* **TASK STATEMENT**
Gather all lines from the material that contain "大还是小".

=== GIVEN RECORDS ===

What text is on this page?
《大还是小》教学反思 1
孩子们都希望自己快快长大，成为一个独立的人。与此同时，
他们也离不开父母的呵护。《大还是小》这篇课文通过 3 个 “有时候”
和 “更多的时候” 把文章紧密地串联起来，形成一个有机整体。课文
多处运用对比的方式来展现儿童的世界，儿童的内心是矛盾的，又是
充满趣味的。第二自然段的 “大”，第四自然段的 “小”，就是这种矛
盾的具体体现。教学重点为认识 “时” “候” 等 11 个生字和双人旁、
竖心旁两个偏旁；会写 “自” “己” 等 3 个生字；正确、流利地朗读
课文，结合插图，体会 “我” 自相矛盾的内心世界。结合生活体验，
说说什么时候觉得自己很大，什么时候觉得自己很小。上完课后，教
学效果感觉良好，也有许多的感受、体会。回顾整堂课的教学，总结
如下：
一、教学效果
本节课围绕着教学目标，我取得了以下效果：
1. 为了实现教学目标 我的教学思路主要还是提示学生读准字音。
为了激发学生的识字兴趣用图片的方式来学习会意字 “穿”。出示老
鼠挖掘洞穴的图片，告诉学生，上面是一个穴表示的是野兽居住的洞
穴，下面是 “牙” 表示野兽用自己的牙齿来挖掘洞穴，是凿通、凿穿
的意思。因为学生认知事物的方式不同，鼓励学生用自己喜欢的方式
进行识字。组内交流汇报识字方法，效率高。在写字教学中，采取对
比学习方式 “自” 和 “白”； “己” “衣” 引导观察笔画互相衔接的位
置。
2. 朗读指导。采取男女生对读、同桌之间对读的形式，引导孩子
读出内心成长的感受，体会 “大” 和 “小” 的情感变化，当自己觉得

===

* **RESULT OF THE EXERCISE**
《大还是小》教学反思 1
他们也离不开父母的呵护。《大还是小》这篇课文通过 3 个 “有时候”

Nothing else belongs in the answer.